↓

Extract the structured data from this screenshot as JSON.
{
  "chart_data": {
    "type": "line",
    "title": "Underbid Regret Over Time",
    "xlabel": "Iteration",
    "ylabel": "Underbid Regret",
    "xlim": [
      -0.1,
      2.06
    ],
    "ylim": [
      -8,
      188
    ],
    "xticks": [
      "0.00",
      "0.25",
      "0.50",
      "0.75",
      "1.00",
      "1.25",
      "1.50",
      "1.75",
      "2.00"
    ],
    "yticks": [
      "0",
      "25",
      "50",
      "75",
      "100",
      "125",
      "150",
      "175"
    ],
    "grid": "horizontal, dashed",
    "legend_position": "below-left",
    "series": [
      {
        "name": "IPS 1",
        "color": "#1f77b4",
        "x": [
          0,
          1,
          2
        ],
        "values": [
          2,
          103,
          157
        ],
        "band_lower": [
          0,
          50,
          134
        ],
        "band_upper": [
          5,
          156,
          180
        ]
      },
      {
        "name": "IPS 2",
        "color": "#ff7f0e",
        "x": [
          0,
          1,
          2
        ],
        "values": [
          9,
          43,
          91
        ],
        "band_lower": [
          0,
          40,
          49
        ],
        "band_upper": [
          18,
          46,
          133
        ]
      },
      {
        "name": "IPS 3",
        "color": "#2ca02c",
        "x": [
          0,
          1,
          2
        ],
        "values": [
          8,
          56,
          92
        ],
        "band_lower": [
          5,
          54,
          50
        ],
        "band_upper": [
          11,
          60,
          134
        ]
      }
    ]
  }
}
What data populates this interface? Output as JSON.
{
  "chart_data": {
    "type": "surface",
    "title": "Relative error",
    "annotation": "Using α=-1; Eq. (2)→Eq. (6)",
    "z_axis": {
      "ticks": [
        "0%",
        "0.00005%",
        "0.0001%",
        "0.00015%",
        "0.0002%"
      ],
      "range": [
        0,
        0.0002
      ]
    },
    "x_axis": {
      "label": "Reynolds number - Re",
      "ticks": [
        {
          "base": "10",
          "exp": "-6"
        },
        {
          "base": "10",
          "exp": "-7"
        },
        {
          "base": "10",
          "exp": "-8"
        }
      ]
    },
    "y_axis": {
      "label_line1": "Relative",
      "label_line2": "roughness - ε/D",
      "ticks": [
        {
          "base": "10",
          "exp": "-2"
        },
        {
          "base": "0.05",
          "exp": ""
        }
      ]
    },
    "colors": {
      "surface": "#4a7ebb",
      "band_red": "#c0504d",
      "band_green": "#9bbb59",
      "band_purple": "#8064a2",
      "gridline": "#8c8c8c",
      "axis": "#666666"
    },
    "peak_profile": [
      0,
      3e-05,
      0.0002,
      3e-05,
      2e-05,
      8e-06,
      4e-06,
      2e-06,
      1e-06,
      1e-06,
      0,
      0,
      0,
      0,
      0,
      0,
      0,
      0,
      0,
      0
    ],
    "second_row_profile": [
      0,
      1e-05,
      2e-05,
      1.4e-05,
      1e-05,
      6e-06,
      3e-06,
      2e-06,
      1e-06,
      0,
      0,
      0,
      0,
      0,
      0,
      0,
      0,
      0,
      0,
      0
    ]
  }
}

↑

Work to be completed
Pull every line containing the word "this" out of the entries above.

Exercise result
Extract the structured data from this screenshot as JSON.
What data populates this interface? Output as JSON.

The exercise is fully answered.